## Exercise goal
Which lines hold the word "шерстью"? Copy each of them.

## Data for this exercise
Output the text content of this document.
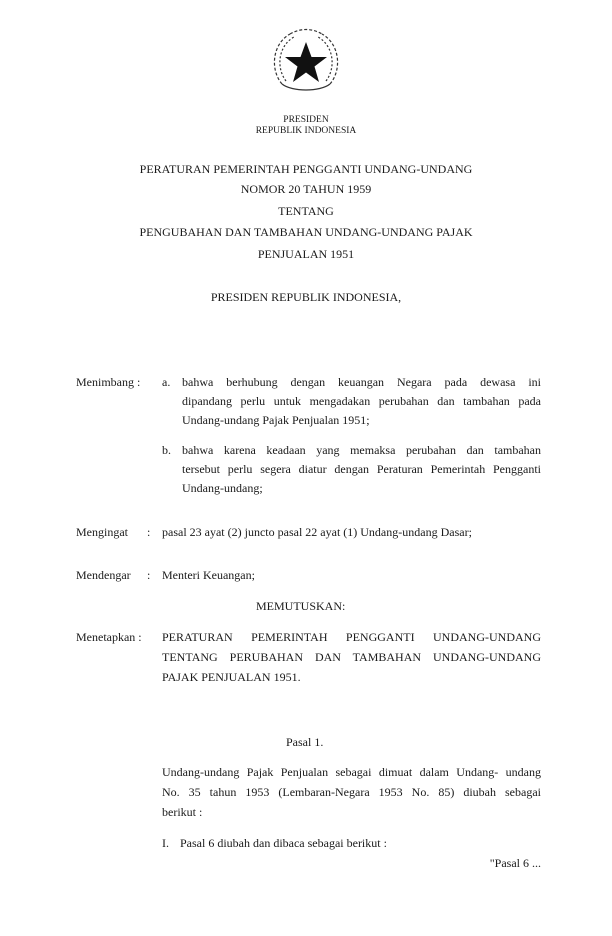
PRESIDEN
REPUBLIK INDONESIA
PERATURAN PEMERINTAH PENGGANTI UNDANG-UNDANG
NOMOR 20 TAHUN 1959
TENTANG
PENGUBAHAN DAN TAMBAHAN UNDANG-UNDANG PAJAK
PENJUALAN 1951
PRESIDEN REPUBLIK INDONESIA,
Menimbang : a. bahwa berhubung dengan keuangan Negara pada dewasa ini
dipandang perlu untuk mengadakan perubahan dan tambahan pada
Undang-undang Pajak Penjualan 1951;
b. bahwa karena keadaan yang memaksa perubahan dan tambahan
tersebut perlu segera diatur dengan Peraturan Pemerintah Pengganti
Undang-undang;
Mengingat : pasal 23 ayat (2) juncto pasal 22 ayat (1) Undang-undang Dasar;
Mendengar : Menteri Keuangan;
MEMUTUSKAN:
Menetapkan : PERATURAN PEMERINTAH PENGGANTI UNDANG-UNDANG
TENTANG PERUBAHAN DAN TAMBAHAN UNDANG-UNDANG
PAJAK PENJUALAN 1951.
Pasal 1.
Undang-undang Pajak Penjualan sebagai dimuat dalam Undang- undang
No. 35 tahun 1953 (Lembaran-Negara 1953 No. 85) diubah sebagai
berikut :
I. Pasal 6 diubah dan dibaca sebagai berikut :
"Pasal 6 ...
--
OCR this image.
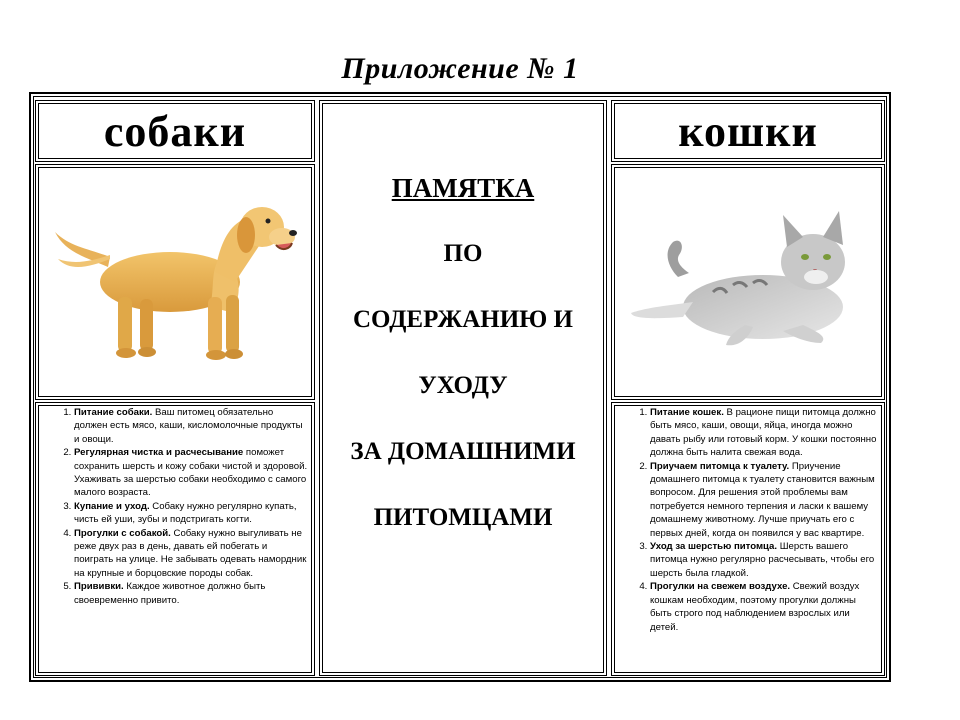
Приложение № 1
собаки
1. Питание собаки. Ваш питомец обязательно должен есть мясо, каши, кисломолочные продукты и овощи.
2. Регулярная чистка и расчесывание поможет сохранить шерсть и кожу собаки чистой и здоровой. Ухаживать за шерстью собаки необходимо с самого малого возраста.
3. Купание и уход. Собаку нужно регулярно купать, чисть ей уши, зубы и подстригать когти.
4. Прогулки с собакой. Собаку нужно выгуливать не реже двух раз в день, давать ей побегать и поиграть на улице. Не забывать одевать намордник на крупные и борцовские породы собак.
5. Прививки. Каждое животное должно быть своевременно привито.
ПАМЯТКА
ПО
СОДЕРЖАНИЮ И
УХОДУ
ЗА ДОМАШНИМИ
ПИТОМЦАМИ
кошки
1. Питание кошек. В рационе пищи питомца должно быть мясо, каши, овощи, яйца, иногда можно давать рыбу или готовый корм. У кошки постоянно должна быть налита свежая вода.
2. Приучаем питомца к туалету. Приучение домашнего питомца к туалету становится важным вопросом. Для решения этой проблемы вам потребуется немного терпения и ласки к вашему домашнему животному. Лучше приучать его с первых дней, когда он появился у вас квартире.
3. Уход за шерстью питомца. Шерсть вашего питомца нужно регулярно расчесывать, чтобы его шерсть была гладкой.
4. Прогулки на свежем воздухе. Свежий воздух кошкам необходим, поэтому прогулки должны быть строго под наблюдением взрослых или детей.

## Answer to the problem
2. Регулярная чистка и расчесывание поможет сохранить шерсть и кожу собаки чистой и здоровой. Ухаживать за шерстью собаки необходимо с самого малого возраста.
3. Уход за шерстью питомца. Шерсть вашего питомца нужно регулярно расчесывать, чтобы его шерсть была гладкой.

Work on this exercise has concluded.